- **Goal**: Return the listing below verbatim. Pictures do not belong in the copy.
Start Supplied data
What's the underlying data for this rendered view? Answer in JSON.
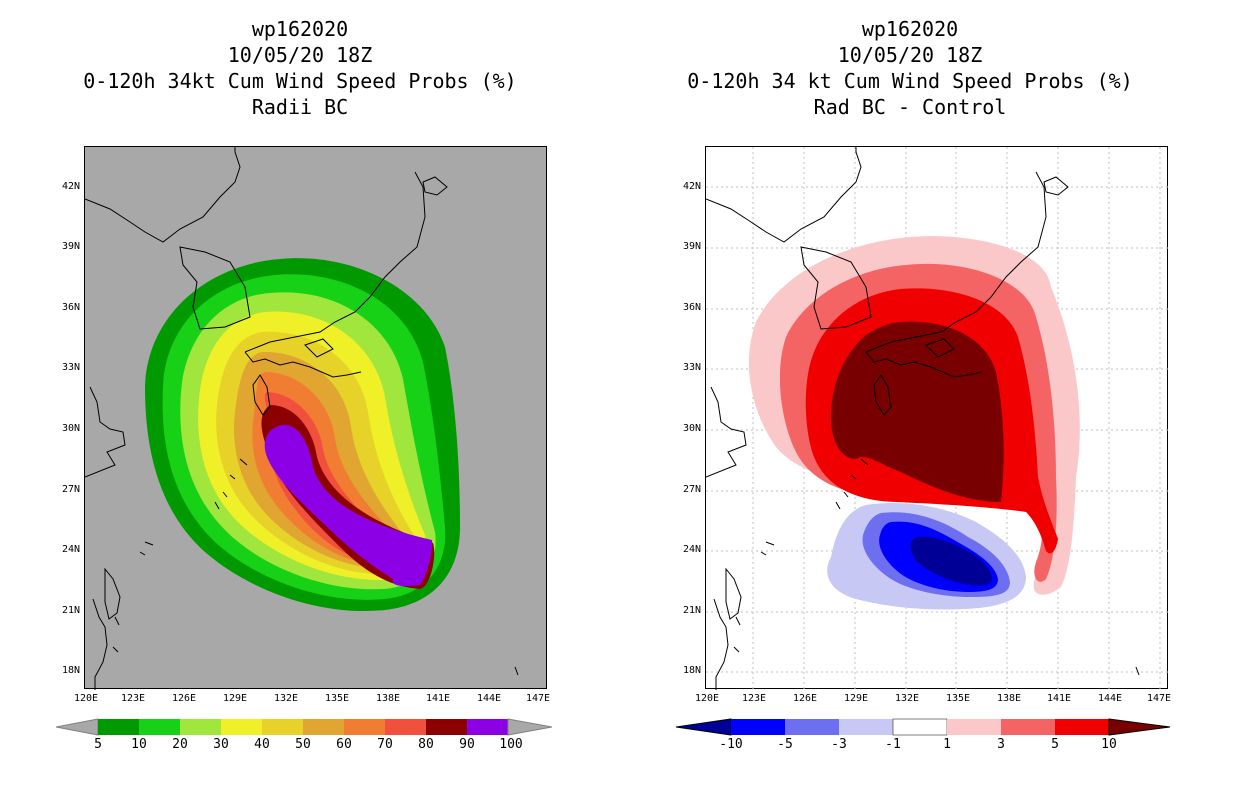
{
  "left": {
    "title_lines": [
      "wp162020",
      "10/05/20 18Z",
      "0-120h 34kt Cum Wind Speed Probs (%)",
      "Radii BC"
    ],
    "colorbar_labels": [
      "5",
      "10",
      "20",
      "30",
      "40",
      "50",
      "60",
      "70",
      "80",
      "90",
      "100"
    ],
    "colors": [
      "#009a00",
      "#16d116",
      "#a0e63c",
      "#f0f028",
      "#e6d228",
      "#e1a532",
      "#f07d32",
      "#f0503c",
      "#8c0000",
      "#8c00e6"
    ],
    "background": "#a8a8a8"
  },
  "right": {
    "title_lines": [
      "wp162020",
      "10/05/20 18Z",
      "0-120h 34 kt Cum Wind Speed Probs (%)",
      "Rad BC - Control"
    ],
    "colorbar_labels": [
      "-10",
      "-5",
      "-3",
      "-1",
      "1",
      "3",
      "5",
      "10"
    ],
    "colors": [
      "#000096",
      "#0000ff",
      "#6e6ef0",
      "#c8c8f5",
      "#ffffff",
      "#fac8c8",
      "#f56464",
      "#f00000",
      "#780000"
    ]
  },
  "axes": {
    "lat_labels": [
      "42N",
      "39N",
      "36N",
      "33N",
      "30N",
      "27N",
      "24N",
      "21N",
      "18N"
    ],
    "lon_labels": [
      "120E",
      "123E",
      "126E",
      "129E",
      "132E",
      "135E",
      "138E",
      "141E",
      "144E",
      "147E"
    ]
  }
}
End Supplied data
- **Full response**:
What's the underlying data for this rendered view? Answer in JSON.
{
  "left": {
    "title_lines": [
      "wp162020",
      "10/05/20 18Z",
      "0-120h 34kt Cum Wind Speed Probs (%)",
      "Radii BC"
    ],
    "colorbar_labels": [
      "5",
      "10",
      "20",
      "30",
      "40",
      "50",
      "60",
      "70",
      "80",
      "90",
      "100"
    ],
    "colors": [
      "#009a00",
      "#16d116",
      "#a0e63c",
      "#f0f028",
      "#e6d228",
      "#e1a532",
      "#f07d32",
      "#f0503c",
      "#8c0000",
      "#8c00e6"
    ],
    "background": "#a8a8a8"
  },
  "right": {
    "title_lines": [
      "wp162020",
      "10/05/20 18Z",
      "0-120h 34 kt Cum Wind Speed Probs (%)",
      "Rad BC - Control"
    ],
    "colorbar_labels": [
      "-10",
      "-5",
      "-3",
      "-1",
      "1",
      "3",
      "5",
      "10"
    ],
    "colors": [
      "#000096",
      "#0000ff",
      "#6e6ef0",
      "#c8c8f5",
      "#ffffff",
      "#fac8c8",
      "#f56464",
      "#f00000",
      "#780000"
    ]
  },
  "axes": {
    "lat_labels": [
      "42N",
      "39N",
      "36N",
      "33N",
      "30N",
      "27N",
      "24N",
      "21N",
      "18N"
    ],
    "lon_labels": [
      "120E",
      "123E",
      "126E",
      "129E",
      "132E",
      "135E",
      "138E",
      "141E",
      "144E",
      "147E"
    ]
  }
}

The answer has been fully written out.